• Aim of the task: Quote, without change, all of the lines that follow.

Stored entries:

+===+

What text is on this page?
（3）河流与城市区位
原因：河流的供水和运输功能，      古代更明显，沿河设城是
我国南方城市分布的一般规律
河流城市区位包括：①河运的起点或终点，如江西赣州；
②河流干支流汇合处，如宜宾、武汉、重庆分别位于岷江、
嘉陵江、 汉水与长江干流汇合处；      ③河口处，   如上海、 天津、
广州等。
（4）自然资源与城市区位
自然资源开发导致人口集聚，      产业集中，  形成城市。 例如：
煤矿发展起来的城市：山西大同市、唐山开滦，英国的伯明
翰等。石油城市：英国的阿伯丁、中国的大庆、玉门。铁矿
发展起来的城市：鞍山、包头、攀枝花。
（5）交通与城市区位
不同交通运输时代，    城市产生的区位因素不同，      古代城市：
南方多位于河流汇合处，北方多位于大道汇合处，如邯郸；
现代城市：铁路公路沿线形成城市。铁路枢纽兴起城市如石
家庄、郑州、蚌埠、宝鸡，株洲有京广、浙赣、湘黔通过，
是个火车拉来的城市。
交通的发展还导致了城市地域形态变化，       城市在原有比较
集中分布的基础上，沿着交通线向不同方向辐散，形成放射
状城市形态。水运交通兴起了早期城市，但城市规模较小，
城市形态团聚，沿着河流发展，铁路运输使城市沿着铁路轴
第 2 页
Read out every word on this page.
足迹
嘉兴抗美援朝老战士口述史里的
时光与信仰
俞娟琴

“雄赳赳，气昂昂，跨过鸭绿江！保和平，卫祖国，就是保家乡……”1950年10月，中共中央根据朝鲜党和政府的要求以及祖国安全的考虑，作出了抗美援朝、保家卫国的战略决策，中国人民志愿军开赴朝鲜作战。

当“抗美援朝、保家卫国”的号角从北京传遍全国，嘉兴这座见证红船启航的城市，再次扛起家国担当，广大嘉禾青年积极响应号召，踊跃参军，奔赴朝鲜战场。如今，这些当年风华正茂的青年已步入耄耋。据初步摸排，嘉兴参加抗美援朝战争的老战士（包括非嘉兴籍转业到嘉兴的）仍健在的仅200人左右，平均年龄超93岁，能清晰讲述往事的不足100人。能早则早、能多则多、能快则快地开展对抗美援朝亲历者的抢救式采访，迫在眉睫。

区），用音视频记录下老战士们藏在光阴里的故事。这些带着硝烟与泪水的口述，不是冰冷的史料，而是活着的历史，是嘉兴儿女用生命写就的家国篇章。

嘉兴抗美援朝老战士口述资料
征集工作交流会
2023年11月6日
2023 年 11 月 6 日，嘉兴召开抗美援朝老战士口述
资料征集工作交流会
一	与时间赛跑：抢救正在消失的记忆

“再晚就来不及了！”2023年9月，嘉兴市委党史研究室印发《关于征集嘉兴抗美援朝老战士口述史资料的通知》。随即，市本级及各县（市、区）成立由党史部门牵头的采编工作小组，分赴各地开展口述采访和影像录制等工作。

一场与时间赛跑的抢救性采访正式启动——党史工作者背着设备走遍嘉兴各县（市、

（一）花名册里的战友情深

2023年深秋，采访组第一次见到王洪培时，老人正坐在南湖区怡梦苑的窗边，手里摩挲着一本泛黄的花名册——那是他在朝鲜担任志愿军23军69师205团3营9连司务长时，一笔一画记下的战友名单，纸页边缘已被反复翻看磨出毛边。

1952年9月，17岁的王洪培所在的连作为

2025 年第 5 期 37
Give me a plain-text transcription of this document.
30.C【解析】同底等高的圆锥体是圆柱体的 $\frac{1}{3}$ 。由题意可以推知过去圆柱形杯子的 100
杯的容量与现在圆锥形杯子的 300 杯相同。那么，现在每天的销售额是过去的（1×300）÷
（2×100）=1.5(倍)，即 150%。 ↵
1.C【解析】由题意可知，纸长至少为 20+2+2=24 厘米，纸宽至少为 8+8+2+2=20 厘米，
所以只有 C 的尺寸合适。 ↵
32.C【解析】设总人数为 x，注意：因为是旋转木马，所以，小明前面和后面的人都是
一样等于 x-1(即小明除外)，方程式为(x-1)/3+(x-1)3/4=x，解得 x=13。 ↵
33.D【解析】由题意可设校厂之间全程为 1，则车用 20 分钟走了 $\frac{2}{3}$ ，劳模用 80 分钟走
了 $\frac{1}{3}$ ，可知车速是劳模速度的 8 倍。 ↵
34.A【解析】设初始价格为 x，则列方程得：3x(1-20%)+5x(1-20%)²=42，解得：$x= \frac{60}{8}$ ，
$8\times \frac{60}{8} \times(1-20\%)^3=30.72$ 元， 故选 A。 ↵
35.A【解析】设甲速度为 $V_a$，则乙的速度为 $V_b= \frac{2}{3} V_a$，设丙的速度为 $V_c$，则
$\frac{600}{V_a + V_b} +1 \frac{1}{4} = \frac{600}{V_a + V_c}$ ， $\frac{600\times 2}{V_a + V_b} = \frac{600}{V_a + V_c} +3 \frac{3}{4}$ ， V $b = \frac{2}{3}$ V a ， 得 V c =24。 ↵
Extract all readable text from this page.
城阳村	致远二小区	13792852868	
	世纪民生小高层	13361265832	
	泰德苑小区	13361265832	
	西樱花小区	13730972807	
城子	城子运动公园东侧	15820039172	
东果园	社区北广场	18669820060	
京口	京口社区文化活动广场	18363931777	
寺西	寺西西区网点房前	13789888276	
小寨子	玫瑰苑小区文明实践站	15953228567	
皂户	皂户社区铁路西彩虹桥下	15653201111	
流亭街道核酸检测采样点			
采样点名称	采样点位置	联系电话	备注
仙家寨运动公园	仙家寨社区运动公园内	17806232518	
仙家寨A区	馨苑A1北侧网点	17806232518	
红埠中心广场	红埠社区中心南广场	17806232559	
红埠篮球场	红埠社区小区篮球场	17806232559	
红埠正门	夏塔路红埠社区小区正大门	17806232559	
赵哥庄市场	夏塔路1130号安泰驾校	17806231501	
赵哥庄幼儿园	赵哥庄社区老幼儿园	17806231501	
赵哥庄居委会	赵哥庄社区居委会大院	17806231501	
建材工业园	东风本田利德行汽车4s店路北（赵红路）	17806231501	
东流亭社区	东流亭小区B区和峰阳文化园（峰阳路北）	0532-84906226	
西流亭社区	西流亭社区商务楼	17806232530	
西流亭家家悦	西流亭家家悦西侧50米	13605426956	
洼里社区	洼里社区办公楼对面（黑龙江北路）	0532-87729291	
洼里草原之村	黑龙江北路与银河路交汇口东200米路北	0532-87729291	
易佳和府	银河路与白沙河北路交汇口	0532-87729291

+===+

• Exercise result:
What text is on this page?
（3）河流与城市区位
原因：河流的供水和运输功能，      古代更明显，沿河设城是
我国南方城市分布的一般规律
河流城市区位包括：①河运的起点或终点，如江西赣州；
②河流干支流汇合处，如宜宾、武汉、重庆分别位于岷江、
嘉陵江、 汉水与长江干流汇合处；      ③河口处，   如上海、 天津、
广州等。
（4）自然资源与城市区位
自然资源开发导致人口集聚，      产业集中，  形成城市。 例如：
煤矿发展起来的城市：山西大同市、唐山开滦，英国的伯明
翰等。石油城市：英国的阿伯丁、中国的大庆、玉门。铁矿
发展起来的城市：鞍山、包头、攀枝花。
（5）交通与城市区位
不同交通运输时代，    城市产生的区位因素不同，      古代城市：
南方多位于河流汇合处，北方多位于大道汇合处，如邯郸；
现代城市：铁路公路沿线形成城市。铁路枢纽兴起城市如石
家庄、郑州、蚌埠、宝鸡，株洲有京广、浙赣、湘黔通过，
是个火车拉来的城市。
交通的发展还导致了城市地域形态变化，       城市在原有比较
集中分布的基础上，沿着交通线向不同方向辐散，形成放射
状城市形态。水运交通兴起了早期城市，但城市规模较小，
城市形态团聚，沿着河流发展，铁路运输使城市沿着铁路轴
第 2 页
Read out every word on this page.
足迹
嘉兴抗美援朝老战士口述史里的
时光与信仰
俞娟琴

“雄赳赳，气昂昂，跨过鸭绿江！保和平，卫祖国，就是保家乡……”1950年10月，中共中央根据朝鲜党和政府的要求以及祖国安全的考虑，作出了抗美援朝、保家卫国的战略决策，中国人民志愿军开赴朝鲜作战。

当“抗美援朝、保家卫国”的号角从北京传遍全国，嘉兴这座见证红船启航的城市，再次扛起家国担当，广大嘉禾青年积极响应号召，踊跃参军，奔赴朝鲜战场。如今，这些当年风华正茂的青年已步入耄耋。据初步摸排，嘉兴参加抗美援朝战争的老战士（包括非嘉兴籍转业到嘉兴的）仍健在的仅200人左右，平均年龄超93岁，能清晰讲述往事的不足100人。能早则早、能多则多、能快则快地开展对抗美援朝亲历者的抢救式采访，迫在眉睫。

区），用音视频记录下老战士们藏在光阴里的故事。这些带着硝烟与泪水的口述，不是冰冷的史料，而是活着的历史，是嘉兴儿女用生命写就的家国篇章。

嘉兴抗美援朝老战士口述资料
征集工作交流会
2023年11月6日
2023 年 11 月 6 日，嘉兴召开抗美援朝老战士口述
资料征集工作交流会
一	与时间赛跑：抢救正在消失的记忆

“再晚就来不及了！”2023年9月，嘉兴市委党史研究室印发《关于征集嘉兴抗美援朝老战士口述史资料的通知》。随即，市本级及各县（市、区）成立由党史部门牵头的采编工作小组，分赴各地开展口述采访和影像录制等工作。

一场与时间赛跑的抢救性采访正式启动——党史工作者背着设备走遍嘉兴各县（市、

（一）花名册里的战友情深

2023年深秋，采访组第一次见到王洪培时，老人正坐在南湖区怡梦苑的窗边，手里摩挲着一本泛黄的花名册——那是他在朝鲜担任志愿军23军69师205团3营9连司务长时，一笔一画记下的战友名单，纸页边缘已被反复翻看磨出毛边。

1952年9月，17岁的王洪培所在的连作为

2025 年第 5 期 37
Give me a plain-text transcription of this document.
30.C【解析】同底等高的圆锥体是圆柱体的 $\frac{1}{3}$ 。由题意可以推知过去圆柱形杯子的 100
杯的容量与现在圆锥形杯子的 300 杯相同。那么，现在每天的销售额是过去的（1×300）÷
（2×100）=1.5(倍)，即 150%。 ↵
1.C【解析】由题意可知，纸长至少为 20+2+2=24 厘米，纸宽至少为 8+8+2+2=20 厘米，
所以只有 C 的尺寸合适。 ↵
32.C【解析】设总人数为 x，注意：因为是旋转木马，所以，小明前面和后面的人都是
一样等于 x-1(即小明除外)，方程式为(x-1)/3+(x-1)3/4=x，解得 x=13。 ↵
33.D【解析】由题意可设校厂之间全程为 1，则车用 20 分钟走了 $\frac{2}{3}$ ，劳模用 80 分钟走
了 $\frac{1}{3}$ ，可知车速是劳模速度的 8 倍。 ↵
34.A【解析】设初始价格为 x，则列方程得：3x(1-20%)+5x(1-20%)²=42，解得：$x= \frac{60}{8}$ ，
$8\times \frac{60}{8} \times(1-20\%)^3=30.72$ 元， 故选 A。 ↵
35.A【解析】设甲速度为 $V_a$，则乙的速度为 $V_b= \frac{2}{3} V_a$，设丙的速度为 $V_c$，则
$\frac{600}{V_a + V_b} +1 \frac{1}{4} = \frac{600}{V_a + V_c}$ ， $\frac{600\times 2}{V_a + V_b} = \frac{600}{V_a + V_c} +3 \frac{3}{4}$ ， V $b = \frac{2}{3}$ V a ， 得 V c =24。 ↵
Extract all readable text from this page.
城阳村	致远二小区	13792852868	
	世纪民生小高层	13361265832	
	泰德苑小区	13361265832	
	西樱花小区	13730972807	
城子	城子运动公园东侧	15820039172	
东果园	社区北广场	18669820060	
京口	京口社区文化活动广场	18363931777	
寺西	寺西西区网点房前	13789888276	
小寨子	玫瑰苑小区文明实践站	15953228567	
皂户	皂户社区铁路西彩虹桥下	15653201111	
流亭街道核酸检测采样点			
采样点名称	采样点位置	联系电话	备注
仙家寨运动公园	仙家寨社区运动公园内	17806232518	
仙家寨A区	馨苑A1北侧网点	17806232518	
红埠中心广场	红埠社区中心南广场	17806232559	
红埠篮球场	红埠社区小区篮球场	17806232559	
红埠正门	夏塔路红埠社区小区正大门	17806232559	
赵哥庄市场	夏塔路1130号安泰驾校	17806231501	
赵哥庄幼儿园	赵哥庄社区老幼儿园	17806231501	
赵哥庄居委会	赵哥庄社区居委会大院	17806231501	
建材工业园	东风本田利德行汽车4s店路北（赵红路）	17806231501	
东流亭社区	东流亭小区B区和峰阳文化园（峰阳路北）	0532-84906226	
西流亭社区	西流亭社区商务楼	17806232530	
西流亭家家悦	西流亭家家悦西侧50米	13605426956	
洼里社区	洼里社区办公楼对面（黑龙江北路）	0532-87729291	
洼里草原之村	黑龙江北路与银河路交汇口东200米路北	0532-87729291	
易佳和府	银河路与白沙河北路交汇口	0532-87729291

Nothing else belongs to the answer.